>> start

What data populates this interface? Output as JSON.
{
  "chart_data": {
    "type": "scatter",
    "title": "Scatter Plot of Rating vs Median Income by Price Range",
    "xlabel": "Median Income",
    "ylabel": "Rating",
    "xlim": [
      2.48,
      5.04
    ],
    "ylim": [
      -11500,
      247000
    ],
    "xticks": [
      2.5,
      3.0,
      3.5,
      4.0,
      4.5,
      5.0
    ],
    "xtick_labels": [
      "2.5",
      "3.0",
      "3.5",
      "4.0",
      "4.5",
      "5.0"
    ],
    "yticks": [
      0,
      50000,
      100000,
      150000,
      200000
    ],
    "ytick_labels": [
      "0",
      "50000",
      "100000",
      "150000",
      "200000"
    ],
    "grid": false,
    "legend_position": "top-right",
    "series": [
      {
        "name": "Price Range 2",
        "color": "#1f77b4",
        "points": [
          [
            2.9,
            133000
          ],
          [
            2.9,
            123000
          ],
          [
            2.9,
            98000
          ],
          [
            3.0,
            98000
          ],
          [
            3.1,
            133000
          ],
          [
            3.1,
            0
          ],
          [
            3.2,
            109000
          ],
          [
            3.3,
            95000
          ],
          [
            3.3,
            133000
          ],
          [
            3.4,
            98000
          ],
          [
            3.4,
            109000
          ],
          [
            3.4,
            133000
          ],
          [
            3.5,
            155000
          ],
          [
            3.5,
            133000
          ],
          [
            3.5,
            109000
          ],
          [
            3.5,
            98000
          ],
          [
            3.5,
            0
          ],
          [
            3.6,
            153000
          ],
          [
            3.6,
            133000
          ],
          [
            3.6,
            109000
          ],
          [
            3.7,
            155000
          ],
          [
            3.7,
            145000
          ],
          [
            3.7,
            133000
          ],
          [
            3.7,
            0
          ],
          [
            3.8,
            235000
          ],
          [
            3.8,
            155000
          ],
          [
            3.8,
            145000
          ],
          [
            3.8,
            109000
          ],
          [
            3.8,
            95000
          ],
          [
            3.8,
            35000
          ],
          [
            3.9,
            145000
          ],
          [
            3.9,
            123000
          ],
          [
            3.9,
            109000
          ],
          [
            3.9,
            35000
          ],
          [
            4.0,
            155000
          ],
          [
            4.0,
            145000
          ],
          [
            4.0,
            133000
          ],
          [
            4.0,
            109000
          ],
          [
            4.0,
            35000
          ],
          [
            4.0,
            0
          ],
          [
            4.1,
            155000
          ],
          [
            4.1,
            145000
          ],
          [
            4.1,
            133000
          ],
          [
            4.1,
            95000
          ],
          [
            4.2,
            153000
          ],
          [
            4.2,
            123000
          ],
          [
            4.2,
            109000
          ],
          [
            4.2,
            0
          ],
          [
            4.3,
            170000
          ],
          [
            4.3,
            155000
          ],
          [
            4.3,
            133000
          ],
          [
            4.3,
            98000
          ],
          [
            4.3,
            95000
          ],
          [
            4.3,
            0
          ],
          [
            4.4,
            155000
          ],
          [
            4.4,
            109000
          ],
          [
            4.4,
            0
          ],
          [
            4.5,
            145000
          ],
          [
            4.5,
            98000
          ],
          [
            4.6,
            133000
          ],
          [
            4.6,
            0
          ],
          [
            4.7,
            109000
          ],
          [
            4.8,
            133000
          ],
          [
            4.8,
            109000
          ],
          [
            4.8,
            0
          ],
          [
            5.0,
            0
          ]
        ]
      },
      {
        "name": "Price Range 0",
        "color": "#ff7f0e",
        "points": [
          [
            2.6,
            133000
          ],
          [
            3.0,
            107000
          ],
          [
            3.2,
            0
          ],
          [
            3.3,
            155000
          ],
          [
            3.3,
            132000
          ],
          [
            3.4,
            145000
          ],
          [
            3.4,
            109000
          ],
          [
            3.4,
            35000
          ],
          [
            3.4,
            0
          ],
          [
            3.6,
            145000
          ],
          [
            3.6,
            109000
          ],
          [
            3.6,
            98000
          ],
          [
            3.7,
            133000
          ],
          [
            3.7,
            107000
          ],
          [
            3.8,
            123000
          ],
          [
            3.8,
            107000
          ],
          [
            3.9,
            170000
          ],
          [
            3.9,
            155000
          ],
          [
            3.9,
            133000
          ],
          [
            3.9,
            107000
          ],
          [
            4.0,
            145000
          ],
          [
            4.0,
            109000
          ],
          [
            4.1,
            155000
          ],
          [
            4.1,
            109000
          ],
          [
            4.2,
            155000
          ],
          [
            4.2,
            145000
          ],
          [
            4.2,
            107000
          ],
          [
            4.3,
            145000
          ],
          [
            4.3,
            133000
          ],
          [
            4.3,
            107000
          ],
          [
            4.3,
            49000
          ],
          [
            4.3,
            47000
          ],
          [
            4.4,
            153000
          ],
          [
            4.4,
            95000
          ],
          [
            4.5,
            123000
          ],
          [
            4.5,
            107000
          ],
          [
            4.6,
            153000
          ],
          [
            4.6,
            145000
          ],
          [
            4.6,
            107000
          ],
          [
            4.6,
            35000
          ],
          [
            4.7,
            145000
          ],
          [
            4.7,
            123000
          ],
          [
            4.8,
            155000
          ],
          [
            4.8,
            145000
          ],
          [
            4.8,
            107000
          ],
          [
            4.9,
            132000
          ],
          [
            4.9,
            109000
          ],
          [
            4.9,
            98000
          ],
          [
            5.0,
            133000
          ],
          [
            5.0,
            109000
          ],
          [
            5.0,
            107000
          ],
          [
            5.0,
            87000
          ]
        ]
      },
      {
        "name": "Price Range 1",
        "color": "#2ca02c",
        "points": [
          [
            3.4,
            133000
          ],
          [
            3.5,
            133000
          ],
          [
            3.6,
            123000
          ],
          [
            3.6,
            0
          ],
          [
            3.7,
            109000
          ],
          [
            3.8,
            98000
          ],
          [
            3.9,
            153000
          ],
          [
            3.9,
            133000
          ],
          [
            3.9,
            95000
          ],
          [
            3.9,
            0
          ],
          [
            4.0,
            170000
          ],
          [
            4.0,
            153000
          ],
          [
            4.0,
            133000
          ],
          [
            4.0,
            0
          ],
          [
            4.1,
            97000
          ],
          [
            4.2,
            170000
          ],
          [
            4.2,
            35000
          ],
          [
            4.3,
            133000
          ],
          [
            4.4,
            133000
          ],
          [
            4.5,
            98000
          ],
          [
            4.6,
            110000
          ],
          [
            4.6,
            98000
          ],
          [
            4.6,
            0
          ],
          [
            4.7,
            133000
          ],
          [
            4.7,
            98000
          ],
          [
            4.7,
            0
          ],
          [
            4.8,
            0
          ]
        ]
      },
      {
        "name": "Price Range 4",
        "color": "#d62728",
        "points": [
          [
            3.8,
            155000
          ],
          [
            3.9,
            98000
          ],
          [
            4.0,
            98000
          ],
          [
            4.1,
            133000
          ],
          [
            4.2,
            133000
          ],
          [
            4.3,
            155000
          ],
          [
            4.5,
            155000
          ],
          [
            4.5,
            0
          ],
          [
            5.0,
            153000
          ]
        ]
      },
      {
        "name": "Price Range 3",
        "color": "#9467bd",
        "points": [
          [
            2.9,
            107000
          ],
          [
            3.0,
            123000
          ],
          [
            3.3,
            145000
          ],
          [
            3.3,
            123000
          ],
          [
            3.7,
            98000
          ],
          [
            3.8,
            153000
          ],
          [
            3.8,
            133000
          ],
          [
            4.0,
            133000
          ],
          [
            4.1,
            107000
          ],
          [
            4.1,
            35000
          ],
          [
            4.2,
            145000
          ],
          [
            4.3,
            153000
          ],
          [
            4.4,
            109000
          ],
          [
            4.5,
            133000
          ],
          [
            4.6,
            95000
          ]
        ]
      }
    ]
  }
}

>> end

**STATED GOAL**
Say how many lines hold the word "name", giving the number and nothing else.

**RESPONSE TO THE EXERCISE**
5